Lines below that include the word "sind" should each be copied.
..............................
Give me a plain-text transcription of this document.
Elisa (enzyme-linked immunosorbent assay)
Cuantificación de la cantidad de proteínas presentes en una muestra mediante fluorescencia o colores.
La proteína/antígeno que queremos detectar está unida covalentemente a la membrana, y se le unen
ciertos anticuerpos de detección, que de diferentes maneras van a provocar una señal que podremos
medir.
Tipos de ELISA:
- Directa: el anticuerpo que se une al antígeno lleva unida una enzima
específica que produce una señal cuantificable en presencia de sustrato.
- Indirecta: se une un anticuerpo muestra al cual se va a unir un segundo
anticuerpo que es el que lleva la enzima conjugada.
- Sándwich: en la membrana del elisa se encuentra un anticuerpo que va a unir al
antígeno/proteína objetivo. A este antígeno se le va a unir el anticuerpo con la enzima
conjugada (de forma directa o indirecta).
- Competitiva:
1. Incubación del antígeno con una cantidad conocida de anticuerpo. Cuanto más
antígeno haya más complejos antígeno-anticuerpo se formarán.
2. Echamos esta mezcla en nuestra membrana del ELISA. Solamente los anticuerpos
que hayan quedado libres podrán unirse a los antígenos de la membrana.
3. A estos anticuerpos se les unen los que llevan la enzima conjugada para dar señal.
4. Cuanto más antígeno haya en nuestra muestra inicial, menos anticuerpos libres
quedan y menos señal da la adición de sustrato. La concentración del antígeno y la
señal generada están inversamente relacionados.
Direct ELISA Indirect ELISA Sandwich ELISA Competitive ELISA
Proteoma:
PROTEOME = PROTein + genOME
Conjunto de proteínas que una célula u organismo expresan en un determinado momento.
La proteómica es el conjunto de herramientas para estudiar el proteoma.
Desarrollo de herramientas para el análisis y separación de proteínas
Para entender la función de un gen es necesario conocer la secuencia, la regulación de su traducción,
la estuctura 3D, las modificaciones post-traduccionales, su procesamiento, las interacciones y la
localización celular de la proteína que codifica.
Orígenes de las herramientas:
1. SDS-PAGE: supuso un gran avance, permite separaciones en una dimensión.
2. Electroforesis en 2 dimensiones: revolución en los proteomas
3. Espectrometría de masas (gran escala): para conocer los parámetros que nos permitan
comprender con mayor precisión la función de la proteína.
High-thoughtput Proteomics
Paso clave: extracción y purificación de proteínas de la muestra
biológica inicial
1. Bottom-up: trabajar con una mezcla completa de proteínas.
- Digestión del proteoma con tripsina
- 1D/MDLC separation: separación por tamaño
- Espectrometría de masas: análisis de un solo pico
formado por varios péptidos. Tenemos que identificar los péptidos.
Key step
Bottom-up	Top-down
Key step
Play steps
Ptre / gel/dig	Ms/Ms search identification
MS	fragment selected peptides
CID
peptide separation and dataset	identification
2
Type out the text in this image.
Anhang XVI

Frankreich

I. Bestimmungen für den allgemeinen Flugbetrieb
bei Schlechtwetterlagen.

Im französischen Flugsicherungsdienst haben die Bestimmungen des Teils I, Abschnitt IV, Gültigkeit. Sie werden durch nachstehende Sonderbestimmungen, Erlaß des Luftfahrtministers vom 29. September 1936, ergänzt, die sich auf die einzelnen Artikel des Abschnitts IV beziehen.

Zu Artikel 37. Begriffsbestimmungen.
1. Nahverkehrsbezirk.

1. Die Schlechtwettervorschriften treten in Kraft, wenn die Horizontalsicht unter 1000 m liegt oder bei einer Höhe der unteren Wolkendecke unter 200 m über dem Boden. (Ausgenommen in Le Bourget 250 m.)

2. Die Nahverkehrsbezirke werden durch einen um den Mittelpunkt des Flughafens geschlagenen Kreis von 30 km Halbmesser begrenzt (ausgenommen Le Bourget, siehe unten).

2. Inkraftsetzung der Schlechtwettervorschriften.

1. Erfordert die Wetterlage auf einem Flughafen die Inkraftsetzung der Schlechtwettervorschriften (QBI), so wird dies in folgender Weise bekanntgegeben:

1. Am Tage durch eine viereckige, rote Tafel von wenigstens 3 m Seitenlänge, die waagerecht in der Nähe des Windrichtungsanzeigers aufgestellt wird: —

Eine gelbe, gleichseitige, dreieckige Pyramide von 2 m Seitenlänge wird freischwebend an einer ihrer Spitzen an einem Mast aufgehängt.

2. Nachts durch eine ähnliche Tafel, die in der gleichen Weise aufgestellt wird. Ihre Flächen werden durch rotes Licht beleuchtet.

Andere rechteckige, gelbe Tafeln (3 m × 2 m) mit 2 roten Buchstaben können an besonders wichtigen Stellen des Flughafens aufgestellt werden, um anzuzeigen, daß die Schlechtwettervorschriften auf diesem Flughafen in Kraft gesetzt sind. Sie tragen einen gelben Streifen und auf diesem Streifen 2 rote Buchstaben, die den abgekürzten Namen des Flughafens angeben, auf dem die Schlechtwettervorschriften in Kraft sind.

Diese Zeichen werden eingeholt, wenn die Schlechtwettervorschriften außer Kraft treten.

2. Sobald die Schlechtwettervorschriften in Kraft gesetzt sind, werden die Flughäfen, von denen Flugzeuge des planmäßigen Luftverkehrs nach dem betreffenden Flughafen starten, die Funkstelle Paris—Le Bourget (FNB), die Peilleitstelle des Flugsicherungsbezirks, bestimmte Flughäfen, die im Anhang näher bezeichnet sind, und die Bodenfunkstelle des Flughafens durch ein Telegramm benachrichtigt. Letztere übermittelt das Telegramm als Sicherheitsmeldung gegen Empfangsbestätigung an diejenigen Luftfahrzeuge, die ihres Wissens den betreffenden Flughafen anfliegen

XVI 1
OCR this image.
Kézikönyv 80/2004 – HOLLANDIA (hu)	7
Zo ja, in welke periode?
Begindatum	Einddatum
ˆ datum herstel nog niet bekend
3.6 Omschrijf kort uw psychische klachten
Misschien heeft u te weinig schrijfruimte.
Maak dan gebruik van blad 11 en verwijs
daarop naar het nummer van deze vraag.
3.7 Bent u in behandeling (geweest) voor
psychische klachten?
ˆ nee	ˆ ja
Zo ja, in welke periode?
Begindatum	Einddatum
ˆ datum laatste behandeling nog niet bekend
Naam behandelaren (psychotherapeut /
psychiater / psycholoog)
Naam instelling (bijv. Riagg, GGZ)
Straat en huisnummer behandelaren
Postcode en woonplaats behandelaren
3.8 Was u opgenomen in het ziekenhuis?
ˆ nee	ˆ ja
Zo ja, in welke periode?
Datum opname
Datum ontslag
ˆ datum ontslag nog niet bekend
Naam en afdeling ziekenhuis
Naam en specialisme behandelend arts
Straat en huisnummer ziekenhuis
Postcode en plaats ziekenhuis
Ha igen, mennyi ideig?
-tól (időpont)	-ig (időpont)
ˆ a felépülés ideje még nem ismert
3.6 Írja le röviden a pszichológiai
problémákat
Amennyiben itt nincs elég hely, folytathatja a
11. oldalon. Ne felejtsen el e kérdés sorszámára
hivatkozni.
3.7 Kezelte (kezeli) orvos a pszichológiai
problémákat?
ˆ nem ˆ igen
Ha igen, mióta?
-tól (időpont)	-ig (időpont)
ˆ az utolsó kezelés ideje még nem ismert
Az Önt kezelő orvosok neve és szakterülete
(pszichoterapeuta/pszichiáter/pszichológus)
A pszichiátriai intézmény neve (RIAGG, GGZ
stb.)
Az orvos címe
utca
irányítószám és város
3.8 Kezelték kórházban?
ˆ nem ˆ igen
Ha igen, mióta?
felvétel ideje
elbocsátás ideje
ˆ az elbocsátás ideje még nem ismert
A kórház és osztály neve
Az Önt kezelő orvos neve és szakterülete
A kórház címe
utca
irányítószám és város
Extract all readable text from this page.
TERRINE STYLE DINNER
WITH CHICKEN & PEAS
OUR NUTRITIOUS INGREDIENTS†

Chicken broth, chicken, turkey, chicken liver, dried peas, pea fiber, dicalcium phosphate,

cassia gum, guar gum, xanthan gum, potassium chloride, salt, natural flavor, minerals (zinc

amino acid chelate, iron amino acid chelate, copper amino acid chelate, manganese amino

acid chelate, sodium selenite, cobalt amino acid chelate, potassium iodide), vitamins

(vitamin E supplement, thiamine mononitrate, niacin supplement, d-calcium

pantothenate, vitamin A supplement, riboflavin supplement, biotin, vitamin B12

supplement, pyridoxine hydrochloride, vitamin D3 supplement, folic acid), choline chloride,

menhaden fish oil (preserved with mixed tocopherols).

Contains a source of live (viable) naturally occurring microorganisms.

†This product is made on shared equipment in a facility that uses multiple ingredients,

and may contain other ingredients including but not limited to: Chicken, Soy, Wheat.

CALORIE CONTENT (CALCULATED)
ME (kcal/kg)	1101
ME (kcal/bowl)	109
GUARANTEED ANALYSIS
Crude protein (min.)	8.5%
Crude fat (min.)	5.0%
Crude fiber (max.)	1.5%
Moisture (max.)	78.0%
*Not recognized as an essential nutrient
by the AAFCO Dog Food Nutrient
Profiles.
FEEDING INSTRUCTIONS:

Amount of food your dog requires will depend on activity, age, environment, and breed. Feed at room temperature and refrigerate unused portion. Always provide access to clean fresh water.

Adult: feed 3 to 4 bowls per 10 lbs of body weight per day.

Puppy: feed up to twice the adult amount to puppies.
..............................
Reply
Andere rechteckige, gelbe Tafeln (3 m × 2 m) mit 2 roten Buchstaben können an besonders wichtigen Stellen des Flughafens aufgestellt werden, um anzuzeigen, daß die Schlechtwettervorschriften auf diesem Flughafen in Kraft gesetzt sind. Sie tragen einen gelben Streifen und auf diesem Streifen 2 rote Buchstaben, die den abgekürzten Namen des Flughafens angeben, auf dem die Schlechtwettervorschriften in Kraft sind.
2. Sobald die Schlechtwettervorschriften in Kraft gesetzt sind, werden die Flughäfen, von denen Flugzeuge des planmäßigen Luftverkehrs nach dem betreffenden Flughafen starten, die Funkstelle Paris—Le Bourget (FNB), die Peilleitstelle des Flugsicherungsbezirks, bestimmte Flughäfen, die im Anhang näher bezeichnet sind, und die Bodenfunkstelle des Flughafens durch ein Telegramm benachrichtigt. Letztere übermittelt das Telegramm als Sicherheitsmeldung gegen Empfangsbestätigung an diejenigen Luftfahrzeuge, die ihres Wissens den betreffenden Flughafen anfliegen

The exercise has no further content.